— Set exercise —
Return exactly the span of lines that opens with the line containing "Transcribe the text in this document." and closes with the last line of the data, inclusive.

— Listing —
= = = = =

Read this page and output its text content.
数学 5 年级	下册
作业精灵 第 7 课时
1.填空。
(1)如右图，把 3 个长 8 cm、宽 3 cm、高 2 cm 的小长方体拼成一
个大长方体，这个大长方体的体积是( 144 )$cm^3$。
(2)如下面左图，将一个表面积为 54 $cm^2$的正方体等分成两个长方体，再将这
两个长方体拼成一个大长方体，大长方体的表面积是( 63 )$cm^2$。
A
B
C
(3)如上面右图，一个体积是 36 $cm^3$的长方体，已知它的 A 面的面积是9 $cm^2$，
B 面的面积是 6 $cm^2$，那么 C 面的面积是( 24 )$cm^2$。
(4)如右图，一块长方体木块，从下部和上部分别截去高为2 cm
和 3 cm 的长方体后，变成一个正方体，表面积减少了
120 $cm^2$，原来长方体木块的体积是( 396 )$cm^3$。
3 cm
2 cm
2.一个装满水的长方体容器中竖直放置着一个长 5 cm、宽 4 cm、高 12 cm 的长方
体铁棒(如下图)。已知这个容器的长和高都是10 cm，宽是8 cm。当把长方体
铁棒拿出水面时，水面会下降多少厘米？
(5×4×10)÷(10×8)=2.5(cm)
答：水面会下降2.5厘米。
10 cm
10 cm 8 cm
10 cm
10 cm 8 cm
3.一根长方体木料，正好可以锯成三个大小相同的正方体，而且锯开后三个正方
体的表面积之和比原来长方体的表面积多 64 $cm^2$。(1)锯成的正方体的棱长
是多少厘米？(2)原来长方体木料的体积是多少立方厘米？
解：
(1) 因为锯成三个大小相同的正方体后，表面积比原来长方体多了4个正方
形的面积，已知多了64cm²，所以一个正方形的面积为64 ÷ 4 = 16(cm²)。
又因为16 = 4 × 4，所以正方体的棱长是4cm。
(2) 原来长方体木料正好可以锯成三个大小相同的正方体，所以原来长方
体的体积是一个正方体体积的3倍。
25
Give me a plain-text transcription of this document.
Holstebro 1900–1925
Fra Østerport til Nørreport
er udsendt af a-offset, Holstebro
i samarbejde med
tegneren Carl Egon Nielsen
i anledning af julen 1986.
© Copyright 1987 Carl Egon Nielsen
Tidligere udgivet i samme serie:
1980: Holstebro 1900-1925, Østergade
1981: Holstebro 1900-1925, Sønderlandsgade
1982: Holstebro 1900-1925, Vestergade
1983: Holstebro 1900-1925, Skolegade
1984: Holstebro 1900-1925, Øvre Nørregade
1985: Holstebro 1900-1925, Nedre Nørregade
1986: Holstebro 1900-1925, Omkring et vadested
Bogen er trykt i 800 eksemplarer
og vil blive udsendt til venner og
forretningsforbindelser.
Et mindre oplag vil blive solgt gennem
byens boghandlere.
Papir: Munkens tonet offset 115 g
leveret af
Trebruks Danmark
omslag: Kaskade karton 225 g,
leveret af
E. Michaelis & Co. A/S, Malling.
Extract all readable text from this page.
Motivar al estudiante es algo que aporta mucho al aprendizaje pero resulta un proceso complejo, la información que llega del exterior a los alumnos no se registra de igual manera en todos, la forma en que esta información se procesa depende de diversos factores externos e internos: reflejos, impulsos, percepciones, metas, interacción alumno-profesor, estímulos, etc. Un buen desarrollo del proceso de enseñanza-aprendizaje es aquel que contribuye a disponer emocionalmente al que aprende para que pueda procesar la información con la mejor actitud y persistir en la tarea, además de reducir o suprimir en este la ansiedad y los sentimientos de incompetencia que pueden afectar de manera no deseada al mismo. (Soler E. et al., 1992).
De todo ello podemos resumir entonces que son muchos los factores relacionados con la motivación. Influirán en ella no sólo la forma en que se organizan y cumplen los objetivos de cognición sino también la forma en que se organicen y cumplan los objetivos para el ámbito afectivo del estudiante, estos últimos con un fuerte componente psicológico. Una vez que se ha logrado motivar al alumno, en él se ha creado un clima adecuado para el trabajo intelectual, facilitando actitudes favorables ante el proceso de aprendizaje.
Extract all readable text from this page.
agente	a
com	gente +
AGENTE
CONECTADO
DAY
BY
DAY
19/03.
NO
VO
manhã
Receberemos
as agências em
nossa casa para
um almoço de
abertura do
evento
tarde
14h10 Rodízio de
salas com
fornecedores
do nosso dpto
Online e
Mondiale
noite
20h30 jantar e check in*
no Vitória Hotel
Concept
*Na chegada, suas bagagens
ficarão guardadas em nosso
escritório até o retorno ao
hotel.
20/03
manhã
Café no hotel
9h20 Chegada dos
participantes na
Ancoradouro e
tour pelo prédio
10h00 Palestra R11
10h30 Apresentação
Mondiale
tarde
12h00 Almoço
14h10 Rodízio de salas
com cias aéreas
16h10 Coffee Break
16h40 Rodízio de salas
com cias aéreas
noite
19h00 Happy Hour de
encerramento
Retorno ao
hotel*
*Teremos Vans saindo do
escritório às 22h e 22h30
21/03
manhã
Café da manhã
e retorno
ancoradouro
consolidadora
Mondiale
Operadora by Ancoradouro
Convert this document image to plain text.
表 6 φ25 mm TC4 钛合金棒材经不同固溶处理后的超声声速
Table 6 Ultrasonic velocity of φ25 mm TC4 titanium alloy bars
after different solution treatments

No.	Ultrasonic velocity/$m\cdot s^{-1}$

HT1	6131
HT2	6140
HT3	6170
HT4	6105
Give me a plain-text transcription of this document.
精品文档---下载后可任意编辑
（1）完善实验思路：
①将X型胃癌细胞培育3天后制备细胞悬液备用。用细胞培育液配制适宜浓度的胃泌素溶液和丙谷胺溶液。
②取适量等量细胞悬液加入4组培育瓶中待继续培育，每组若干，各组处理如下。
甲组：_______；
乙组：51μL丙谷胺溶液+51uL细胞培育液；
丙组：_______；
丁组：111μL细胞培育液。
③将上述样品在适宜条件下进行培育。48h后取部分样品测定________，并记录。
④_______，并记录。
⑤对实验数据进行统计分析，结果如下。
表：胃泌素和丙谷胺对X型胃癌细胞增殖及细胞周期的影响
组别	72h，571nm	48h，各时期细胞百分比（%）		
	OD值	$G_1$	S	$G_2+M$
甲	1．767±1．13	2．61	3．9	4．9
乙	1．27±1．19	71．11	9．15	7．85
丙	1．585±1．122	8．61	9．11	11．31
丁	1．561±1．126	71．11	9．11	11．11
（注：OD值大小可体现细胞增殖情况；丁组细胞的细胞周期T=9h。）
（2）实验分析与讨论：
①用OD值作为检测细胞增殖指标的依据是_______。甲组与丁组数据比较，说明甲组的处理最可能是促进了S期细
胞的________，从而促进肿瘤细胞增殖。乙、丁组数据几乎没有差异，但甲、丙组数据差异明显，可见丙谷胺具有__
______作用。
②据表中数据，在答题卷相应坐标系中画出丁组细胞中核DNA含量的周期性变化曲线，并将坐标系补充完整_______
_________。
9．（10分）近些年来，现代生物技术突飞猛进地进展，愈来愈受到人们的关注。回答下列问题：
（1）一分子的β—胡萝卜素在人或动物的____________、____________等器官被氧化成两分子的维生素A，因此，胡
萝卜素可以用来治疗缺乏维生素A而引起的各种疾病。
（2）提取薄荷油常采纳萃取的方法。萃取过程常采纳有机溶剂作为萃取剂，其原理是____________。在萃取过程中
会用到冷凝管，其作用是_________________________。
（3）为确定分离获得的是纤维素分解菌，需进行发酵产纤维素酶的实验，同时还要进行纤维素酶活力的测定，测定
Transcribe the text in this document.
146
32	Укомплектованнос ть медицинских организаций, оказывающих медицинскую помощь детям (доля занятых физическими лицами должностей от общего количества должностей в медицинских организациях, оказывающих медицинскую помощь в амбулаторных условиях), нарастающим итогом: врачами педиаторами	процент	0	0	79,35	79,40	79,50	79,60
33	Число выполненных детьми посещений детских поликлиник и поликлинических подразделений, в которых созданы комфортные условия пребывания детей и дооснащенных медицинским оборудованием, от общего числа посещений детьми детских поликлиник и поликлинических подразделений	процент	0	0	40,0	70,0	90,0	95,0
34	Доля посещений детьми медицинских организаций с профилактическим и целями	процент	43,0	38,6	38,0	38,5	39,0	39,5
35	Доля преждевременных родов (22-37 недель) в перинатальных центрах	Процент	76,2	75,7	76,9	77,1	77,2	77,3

= = = = =

— Problem solution —
Transcribe the text in this document.
146
32	Укомплектованнос ть медицинских организаций, оказывающих медицинскую помощь детям (доля занятых физическими лицами должностей от общего количества должностей в медицинских организациях, оказывающих медицинскую помощь в амбулаторных условиях), нарастающим итогом: врачами педиаторами	процент	0	0	79,35	79,40	79,50	79,60
33	Число выполненных детьми посещений детских поликлиник и поликлинических подразделений, в которых созданы комфортные условия пребывания детей и дооснащенных медицинским оборудованием, от общего числа посещений детьми детских поликлиник и поликлинических подразделений	процент	0	0	40,0	70,0	90,0	95,0
34	Доля посещений детьми медицинских организаций с профилактическим и целями	процент	43,0	38,6	38,0	38,5	39,0	39,5
35	Доля преждевременных родов (22-37 недель) в перинатальных центрах	Процент	76,2	75,7	76,9	77,1	77,2	77,3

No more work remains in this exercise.